Task details: Give the data below again exactly as written, without its pictures.
━━━━━━
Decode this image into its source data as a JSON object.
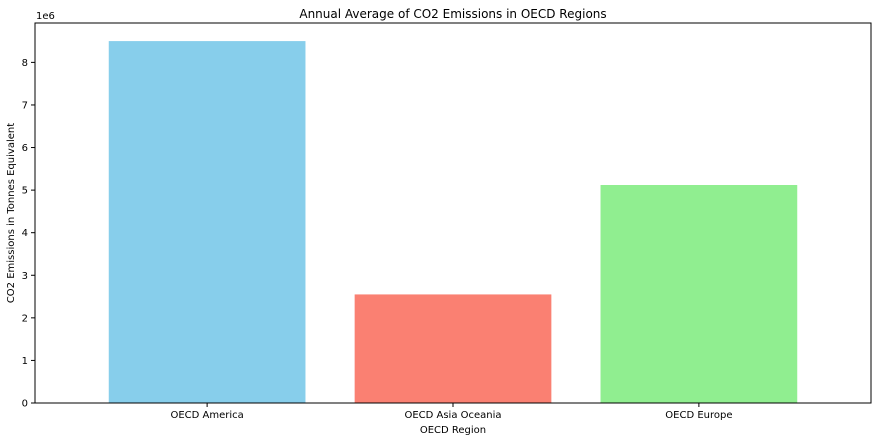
{
  "chart_data": {
    "type": "bar",
    "title": "Annual Average of CO2 Emissions in OECD Regions",
    "xlabel": "OECD Region",
    "ylabel": "CO2 Emissions in Tonnes Equivalent",
    "y_offset_label": "1e6",
    "categories": [
      "OECD America",
      "OECD Asia Oceania",
      "OECD Europe"
    ],
    "values": [
      8500000,
      2550000,
      5120000
    ],
    "colors": [
      "#87ceeb",
      "#fa8072",
      "#90ee90"
    ],
    "ylim": [
      0,
      8925000
    ],
    "yticks": [
      0,
      1000000,
      2000000,
      3000000,
      4000000,
      5000000,
      6000000,
      7000000,
      8000000
    ],
    "ytick_labels": [
      "0",
      "1",
      "2",
      "3",
      "4",
      "5",
      "6",
      "7",
      "8"
    ],
    "grid": false,
    "legend": "none"
  }
}
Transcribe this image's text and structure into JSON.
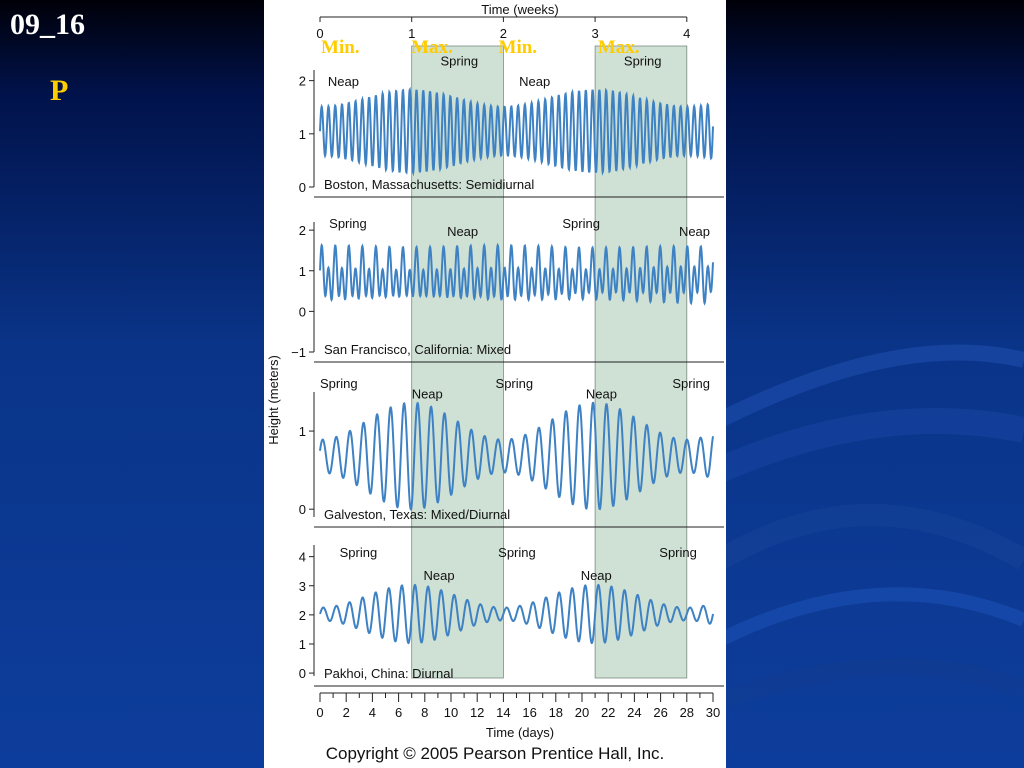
━━━━━━
Exercise response:
Decode this image into its source data as a JSON object.
{
  "chart_data": {
    "type": "bar",
    "title": "Annual Average of CO2 Emissions in OECD Regions",
    "xlabel": "OECD Region",
    "ylabel": "CO2 Emissions in Tonnes Equivalent",
    "y_offset_label": "1e6",
    "categories": [
      "OECD America",
      "OECD Asia Oceania",
      "OECD Europe"
    ],
    "values": [
      8500000,
      2550000,
      5120000
    ],
    "colors": [
      "#87ceeb",
      "#fa8072",
      "#90ee90"
    ],
    "ylim": [
      0,
      8925000
    ],
    "yticks": [
      0,
      1000000,
      2000000,
      3000000,
      4000000,
      5000000,
      6000000,
      7000000,
      8000000
    ],
    "ytick_labels": [
      "0",
      "1",
      "2",
      "3",
      "4",
      "5",
      "6",
      "7",
      "8"
    ],
    "grid": false,
    "legend": "none"
  }
}
Transcribe this image's text and structure into JSON.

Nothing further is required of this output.